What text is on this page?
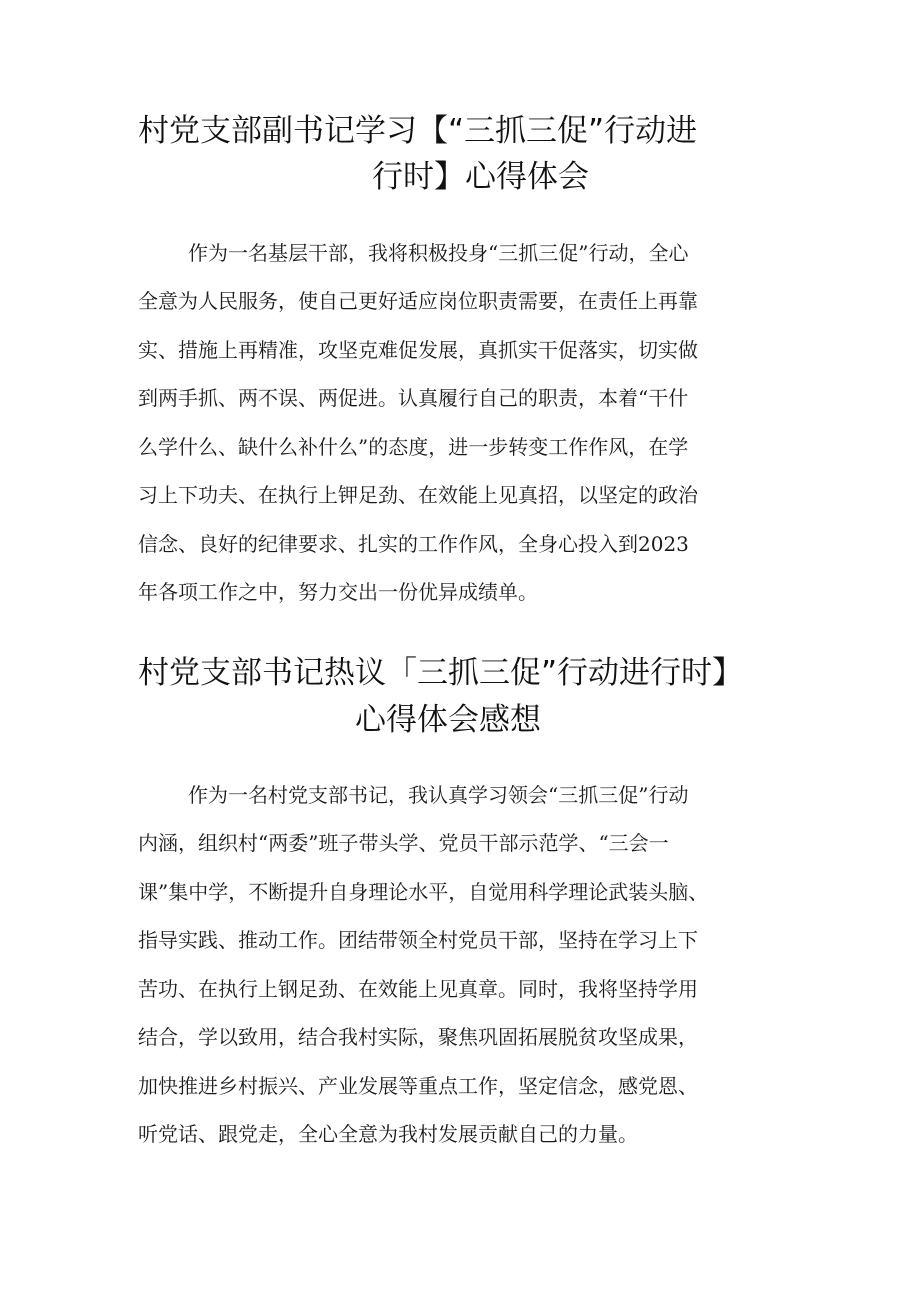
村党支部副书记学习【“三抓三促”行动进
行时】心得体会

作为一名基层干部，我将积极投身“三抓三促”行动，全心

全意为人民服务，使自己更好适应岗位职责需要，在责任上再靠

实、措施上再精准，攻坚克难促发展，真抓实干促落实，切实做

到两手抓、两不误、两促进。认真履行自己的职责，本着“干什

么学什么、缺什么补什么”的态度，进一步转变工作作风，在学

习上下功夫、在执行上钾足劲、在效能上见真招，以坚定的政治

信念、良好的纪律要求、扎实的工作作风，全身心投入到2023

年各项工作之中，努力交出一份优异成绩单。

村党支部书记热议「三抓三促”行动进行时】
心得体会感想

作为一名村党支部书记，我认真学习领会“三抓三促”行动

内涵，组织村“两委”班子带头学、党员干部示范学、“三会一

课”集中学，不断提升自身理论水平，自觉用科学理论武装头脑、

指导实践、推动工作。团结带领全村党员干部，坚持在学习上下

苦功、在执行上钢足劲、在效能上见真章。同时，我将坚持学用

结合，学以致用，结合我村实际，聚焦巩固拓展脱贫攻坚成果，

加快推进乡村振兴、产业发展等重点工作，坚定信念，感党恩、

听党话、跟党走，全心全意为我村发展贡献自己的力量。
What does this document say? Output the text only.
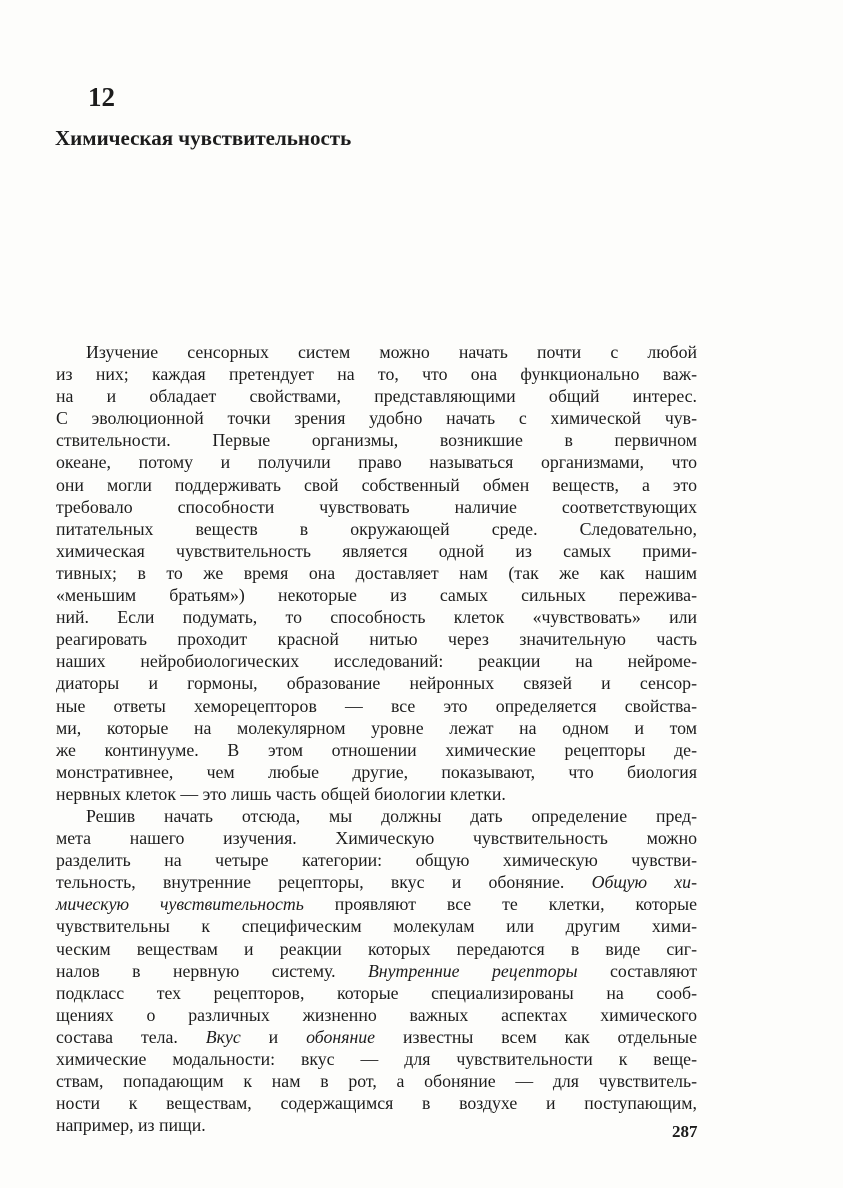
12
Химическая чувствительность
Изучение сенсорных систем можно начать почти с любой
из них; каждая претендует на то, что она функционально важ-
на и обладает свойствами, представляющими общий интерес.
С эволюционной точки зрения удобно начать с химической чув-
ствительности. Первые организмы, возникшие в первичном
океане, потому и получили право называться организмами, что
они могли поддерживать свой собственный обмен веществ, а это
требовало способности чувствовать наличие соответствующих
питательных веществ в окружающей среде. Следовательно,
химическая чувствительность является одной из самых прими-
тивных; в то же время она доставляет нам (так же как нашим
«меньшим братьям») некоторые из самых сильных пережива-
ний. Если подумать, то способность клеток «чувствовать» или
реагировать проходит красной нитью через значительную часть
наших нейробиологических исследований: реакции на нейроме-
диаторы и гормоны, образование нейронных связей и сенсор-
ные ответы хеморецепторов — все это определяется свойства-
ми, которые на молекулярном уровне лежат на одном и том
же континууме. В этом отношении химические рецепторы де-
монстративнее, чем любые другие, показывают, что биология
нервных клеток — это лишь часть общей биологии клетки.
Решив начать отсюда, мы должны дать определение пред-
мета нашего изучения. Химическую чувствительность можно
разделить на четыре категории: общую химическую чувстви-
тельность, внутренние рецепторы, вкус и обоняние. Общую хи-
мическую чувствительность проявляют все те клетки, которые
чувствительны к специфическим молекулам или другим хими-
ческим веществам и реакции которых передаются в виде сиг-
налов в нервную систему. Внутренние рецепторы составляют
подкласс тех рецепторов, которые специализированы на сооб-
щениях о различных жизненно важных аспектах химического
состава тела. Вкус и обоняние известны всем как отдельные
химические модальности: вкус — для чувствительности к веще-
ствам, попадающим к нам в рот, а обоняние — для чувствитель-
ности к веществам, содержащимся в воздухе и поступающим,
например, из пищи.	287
==
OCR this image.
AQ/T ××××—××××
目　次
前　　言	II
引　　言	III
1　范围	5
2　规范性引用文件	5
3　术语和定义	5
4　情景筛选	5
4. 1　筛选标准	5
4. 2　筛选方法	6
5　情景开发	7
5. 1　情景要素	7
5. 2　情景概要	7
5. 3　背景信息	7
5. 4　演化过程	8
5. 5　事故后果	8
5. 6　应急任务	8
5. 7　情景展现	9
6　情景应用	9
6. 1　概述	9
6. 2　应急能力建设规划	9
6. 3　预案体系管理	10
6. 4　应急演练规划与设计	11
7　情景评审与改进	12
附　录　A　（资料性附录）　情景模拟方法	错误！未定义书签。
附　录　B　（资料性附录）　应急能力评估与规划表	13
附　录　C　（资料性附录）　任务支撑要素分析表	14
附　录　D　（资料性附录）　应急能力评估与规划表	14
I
==
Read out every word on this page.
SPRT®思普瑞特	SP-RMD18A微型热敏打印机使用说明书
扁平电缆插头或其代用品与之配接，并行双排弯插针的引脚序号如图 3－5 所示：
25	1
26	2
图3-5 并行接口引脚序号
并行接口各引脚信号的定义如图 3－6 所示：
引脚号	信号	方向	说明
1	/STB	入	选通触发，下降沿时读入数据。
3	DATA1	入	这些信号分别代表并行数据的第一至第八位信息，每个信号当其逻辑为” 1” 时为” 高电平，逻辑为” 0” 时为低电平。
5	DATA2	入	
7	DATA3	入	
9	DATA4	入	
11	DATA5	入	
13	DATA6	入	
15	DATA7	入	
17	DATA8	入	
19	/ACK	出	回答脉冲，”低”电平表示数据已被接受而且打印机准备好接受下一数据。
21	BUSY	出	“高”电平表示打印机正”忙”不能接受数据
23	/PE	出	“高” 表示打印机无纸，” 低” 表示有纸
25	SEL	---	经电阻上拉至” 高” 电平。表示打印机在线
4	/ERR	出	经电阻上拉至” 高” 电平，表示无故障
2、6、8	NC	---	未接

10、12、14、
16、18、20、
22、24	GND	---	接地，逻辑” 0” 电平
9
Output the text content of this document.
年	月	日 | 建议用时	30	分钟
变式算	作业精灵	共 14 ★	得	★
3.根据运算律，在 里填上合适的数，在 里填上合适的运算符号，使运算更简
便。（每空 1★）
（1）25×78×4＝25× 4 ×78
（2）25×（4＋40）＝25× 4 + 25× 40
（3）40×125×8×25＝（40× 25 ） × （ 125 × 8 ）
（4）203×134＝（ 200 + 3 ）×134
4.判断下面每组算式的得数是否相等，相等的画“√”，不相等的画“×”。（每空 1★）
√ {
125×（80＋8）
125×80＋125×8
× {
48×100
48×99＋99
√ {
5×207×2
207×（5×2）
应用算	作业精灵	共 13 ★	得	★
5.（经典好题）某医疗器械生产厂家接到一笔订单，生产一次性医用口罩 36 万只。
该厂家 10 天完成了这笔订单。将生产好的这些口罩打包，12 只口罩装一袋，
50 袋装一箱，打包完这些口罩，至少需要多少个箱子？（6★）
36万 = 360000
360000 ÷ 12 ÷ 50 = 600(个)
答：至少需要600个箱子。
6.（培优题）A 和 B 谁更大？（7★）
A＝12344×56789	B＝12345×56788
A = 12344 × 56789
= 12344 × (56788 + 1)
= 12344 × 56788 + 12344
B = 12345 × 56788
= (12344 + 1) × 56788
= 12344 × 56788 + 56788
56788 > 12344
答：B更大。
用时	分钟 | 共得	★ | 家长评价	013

### WHAT YOU WILL DO
Using the listing above, show each line holding the string "обоняние".

### RESULT OF THE EXERCISE
тельность, внутренние рецепторы, вкус и обоняние. Общую хи-
состава тела. Вкус и обоняние известны всем как отдельные
ствам, попадающим к нам в рот, а обоняние — для чувствитель-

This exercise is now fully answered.